WHAT IS EXPECTED
Print all of the data exactly as written.

RECORDED DATA
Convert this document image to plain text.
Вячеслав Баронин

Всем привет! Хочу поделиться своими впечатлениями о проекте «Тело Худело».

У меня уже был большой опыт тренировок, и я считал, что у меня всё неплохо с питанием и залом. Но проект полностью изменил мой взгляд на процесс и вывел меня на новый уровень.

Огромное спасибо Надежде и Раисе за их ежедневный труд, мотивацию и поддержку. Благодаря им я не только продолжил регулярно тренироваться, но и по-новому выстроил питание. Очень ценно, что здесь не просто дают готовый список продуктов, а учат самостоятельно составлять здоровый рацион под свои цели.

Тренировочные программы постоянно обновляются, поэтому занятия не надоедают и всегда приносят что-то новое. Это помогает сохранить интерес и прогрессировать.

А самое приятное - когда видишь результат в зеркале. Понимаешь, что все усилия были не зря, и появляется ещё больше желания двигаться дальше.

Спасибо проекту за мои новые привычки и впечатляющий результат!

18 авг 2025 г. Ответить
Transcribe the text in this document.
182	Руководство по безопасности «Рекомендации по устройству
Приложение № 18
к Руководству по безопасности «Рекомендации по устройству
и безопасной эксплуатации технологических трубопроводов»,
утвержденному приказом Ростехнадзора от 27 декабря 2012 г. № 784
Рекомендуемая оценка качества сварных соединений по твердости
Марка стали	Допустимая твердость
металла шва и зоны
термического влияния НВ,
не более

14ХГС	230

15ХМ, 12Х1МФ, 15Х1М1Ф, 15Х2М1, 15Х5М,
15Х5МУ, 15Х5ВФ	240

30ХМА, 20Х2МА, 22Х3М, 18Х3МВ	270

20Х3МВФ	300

TASK SOLUTION
Convert this document image to plain text.
Вячеслав Баронин

Всем привет! Хочу поделиться своими впечатлениями о проекте «Тело Худело».

У меня уже был большой опыт тренировок, и я считал, что у меня всё неплохо с питанием и залом. Но проект полностью изменил мой взгляд на процесс и вывел меня на новый уровень.

Огромное спасибо Надежде и Раисе за их ежедневный труд, мотивацию и поддержку. Благодаря им я не только продолжил регулярно тренироваться, но и по-новому выстроил питание. Очень ценно, что здесь не просто дают готовый список продуктов, а учат самостоятельно составлять здоровый рацион под свои цели.

Тренировочные программы постоянно обновляются, поэтому занятия не надоедают и всегда приносят что-то новое. Это помогает сохранить интерес и прогрессировать.

А самое приятное - когда видишь результат в зеркале. Понимаешь, что все усилия были не зря, и появляется ещё больше желания двигаться дальше.

Спасибо проекту за мои новые привычки и впечатляющий результат!

18 авг 2025 г. Ответить
Transcribe the text in this document.
182	Руководство по безопасности «Рекомендации по устройству
Приложение № 18
к Руководству по безопасности «Рекомендации по устройству
и безопасной эксплуатации технологических трубопроводов»,
утвержденному приказом Ростехнадзора от 27 декабря 2012 г. № 784
Рекомендуемая оценка качества сварных соединений по твердости
Марка стали	Допустимая твердость
металла шва и зоны
термического влияния НВ,
не более

14ХГС	230

15ХМ, 12Х1МФ, 15Х1М1Ф, 15Х2М1, 15Х5М,
15Х5МУ, 15Х5ВФ	240

30ХМА, 20Х2МА, 22Х3М, 18Х3МВ	270

20Х3МВФ	300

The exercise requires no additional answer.